Reproduce the lines below without any changes, starting from the line that contains "spinner-up-icon[interactable]: ▲ xyxy=(583,205,595,214)" and ending with the line that contains "back-button[interactable]: ‹ Back", including both of those lines.

[start Data supplied]

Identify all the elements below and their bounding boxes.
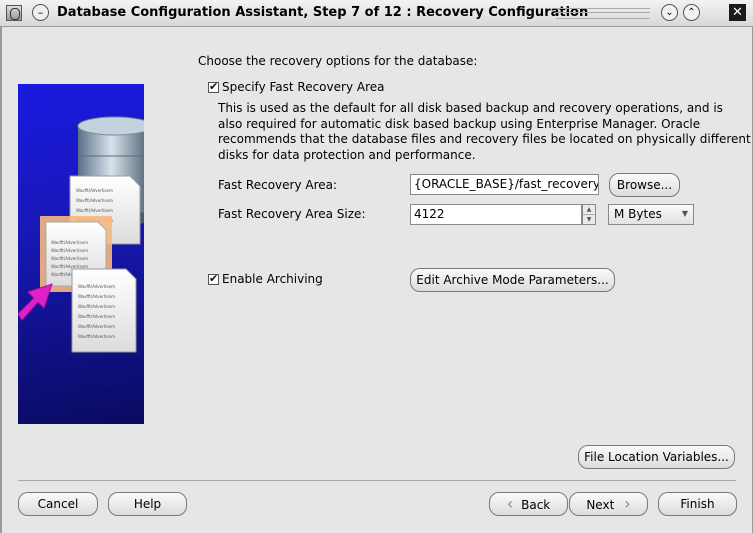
spinner-up-icon[interactable]: ▲ xyxy=(583,205,595,214)
next-button[interactable]: Next › xyxy=(569,492,648,516)
cancel-button[interactable]: Cancel xyxy=(18,492,98,516)
fast-recovery-size-input[interactable]: 4122 xyxy=(410,204,582,225)
fast-recovery-checkbox-label[interactable]: Specify Fast Recovery Area xyxy=(222,80,384,94)
help-button[interactable]: Help xyxy=(108,492,187,516)
svg-text:Wavfft/Advertisem: Wavfft/Advertisem xyxy=(51,264,88,269)
window-menu-button[interactable]: – xyxy=(32,4,49,21)
enable-archiving-checkbox[interactable] xyxy=(208,272,219,285)
fast-recovery-area-input[interactable]: {ORACLE_BASE}/fast_recovery_a xyxy=(410,174,599,195)
svg-text:Wavfft/Advertisem: Wavfft/Advertisem xyxy=(76,188,113,193)
size-spinner[interactable]: ▲ ▼ xyxy=(582,204,596,225)
svg-text:Wavfft/Advertisem: Wavfft/Advertisem xyxy=(78,324,115,329)
maximize-button[interactable]: ⌃ xyxy=(683,4,700,21)
finish-button[interactable]: Finish xyxy=(658,492,737,516)
svg-text:Wavfft/Advertisem: Wavfft/Advertisem xyxy=(51,256,88,261)
spinner-down-icon[interactable]: ▼ xyxy=(583,214,595,224)
footer-separator xyxy=(18,480,736,481)
window-title: Database Configuration Assistant, Step 7… xyxy=(57,5,589,20)
app-icon xyxy=(6,5,22,21)
recovery-options-heading: Choose the recovery options for the data… xyxy=(198,54,478,68)
chevron-down-icon: ▼ xyxy=(681,209,688,218)
svg-text:Wavfft/Advertisem: Wavfft/Advertisem xyxy=(78,314,115,319)
svg-text:Wavfft/Advertisem: Wavfft/Advertisem xyxy=(78,334,115,339)
svg-text:Wavfft/Advertisem: Wavfft/Advertisem xyxy=(78,294,115,299)
chevron-right-icon: › xyxy=(624,494,631,513)
title-bar: – Database Configuration Assistant, Step… xyxy=(0,0,753,27)
fast-recovery-description-line-1: This is used as the default for all disk… xyxy=(218,101,723,115)
size-unit-value: M Bytes xyxy=(614,207,662,221)
window-border-left xyxy=(0,27,2,533)
back-button[interactable]: ‹ Back xyxy=(489,492,568,516)
svg-text:Wavfft/Advertisem: Wavfft/Advertisem xyxy=(76,208,113,213)
chevron-left-icon: ‹ xyxy=(506,494,514,513)
size-unit-select[interactable]: M Bytes ▼ xyxy=(608,204,694,225)
fast-recovery-area-label: Fast Recovery Area: xyxy=(218,178,338,192)
database-illustration-graphic: Wavfft/Advertisem Wavfft/Advertisem Wavf… xyxy=(18,116,144,353)
svg-text:Wavfft/Advertisem: Wavfft/Advertisem xyxy=(76,198,113,203)
minimize-button[interactable]: ⌄ xyxy=(661,4,678,21)
file-location-variables-button[interactable]: File Location Variables... xyxy=(578,445,735,469)
fast-recovery-size-label: Fast Recovery Area Size: xyxy=(218,207,366,221)
database-illustration: Wavfft/Advertisem Wavfft/Advertisem Wavf… xyxy=(18,84,144,424)
svg-text:Wavfft/Advertisem: Wavfft/Advertisem xyxy=(51,248,88,253)
svg-text:Wavfft/Advertisem: Wavfft/Advertisem xyxy=(51,240,88,245)
fast-recovery-description-line-4: disks for data protection and performanc… xyxy=(218,148,476,162)
fast-recovery-description-line-2: also required for automatic disk based b… xyxy=(218,117,701,131)
edit-archive-mode-parameters-button[interactable]: Edit Archive Mode Parameters... xyxy=(410,268,615,292)
fast-recovery-description-line-3: recommends that the database files and r… xyxy=(218,132,751,146)
enable-archiving-label[interactable]: Enable Archiving xyxy=(222,272,323,286)
title-bar-grip xyxy=(556,8,650,19)
next-button-label: Next xyxy=(586,498,615,512)
back-button-label: Back xyxy=(521,498,551,512)
browse-button[interactable]: Browse... xyxy=(609,173,680,197)
close-button[interactable]: ✕ xyxy=(729,4,746,21)
svg-text:Wavfft/Advertisem: Wavfft/Advertisem xyxy=(78,284,115,289)
svg-text:Wavfft/Advertisem: Wavfft/Advertisem xyxy=(78,304,115,309)
fast-recovery-checkbox[interactable] xyxy=(208,80,219,93)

[end Data supplied]

• [Exercise output]:
spinner-up-icon[interactable]: ▲ xyxy=(583,205,595,214)
next-button[interactable]: Next › xyxy=(569,492,648,516)
cancel-button[interactable]: Cancel xyxy=(18,492,98,516)
fast-recovery-size-input[interactable]: 4122 xyxy=(410,204,582,225)
fast-recovery-checkbox-label[interactable]: Specify Fast Recovery Area xyxy=(222,80,384,94)
help-button[interactable]: Help xyxy=(108,492,187,516)
svg-text:Wavfft/Advertisem: Wavfft/Advertisem xyxy=(51,264,88,269)
window-menu-button[interactable]: – xyxy=(32,4,49,21)
enable-archiving-checkbox[interactable] xyxy=(208,272,219,285)
fast-recovery-area-input[interactable]: {ORACLE_BASE}/fast_recovery_a xyxy=(410,174,599,195)
svg-text:Wavfft/Advertisem: Wavfft/Advertisem xyxy=(76,188,113,193)
size-spinner[interactable]: ▲ ▼ xyxy=(582,204,596,225)
svg-text:Wavfft/Advertisem: Wavfft/Advertisem xyxy=(78,324,115,329)
maximize-button[interactable]: ⌃ xyxy=(683,4,700,21)
finish-button[interactable]: Finish xyxy=(658,492,737,516)
svg-text:Wavfft/Advertisem: Wavfft/Advertisem xyxy=(51,256,88,261)
spinner-down-icon[interactable]: ▼ xyxy=(583,214,595,224)
footer-separator xyxy=(18,480,736,481)
window-title: Database Configuration Assistant, Step 7… xyxy=(57,5,589,20)
app-icon xyxy=(6,5,22,21)
recovery-options-heading: Choose the recovery options for the data… xyxy=(198,54,478,68)
chevron-down-icon: ▼ xyxy=(681,209,688,218)
svg-text:Wavfft/Advertisem: Wavfft/Advertisem xyxy=(78,314,115,319)
svg-text:Wavfft/Advertisem: Wavfft/Advertisem xyxy=(78,334,115,339)
svg-text:Wavfft/Advertisem: Wavfft/Advertisem xyxy=(78,294,115,299)
chevron-right-icon: › xyxy=(624,494,631,513)
title-bar: – Database Configuration Assistant, Step… xyxy=(0,0,753,27)
fast-recovery-description-line-1: This is used as the default for all disk… xyxy=(218,101,723,115)
size-unit-value: M Bytes xyxy=(614,207,662,221)
window-border-left xyxy=(0,27,2,533)
back-button[interactable]: ‹ Back xyxy=(489,492,568,516)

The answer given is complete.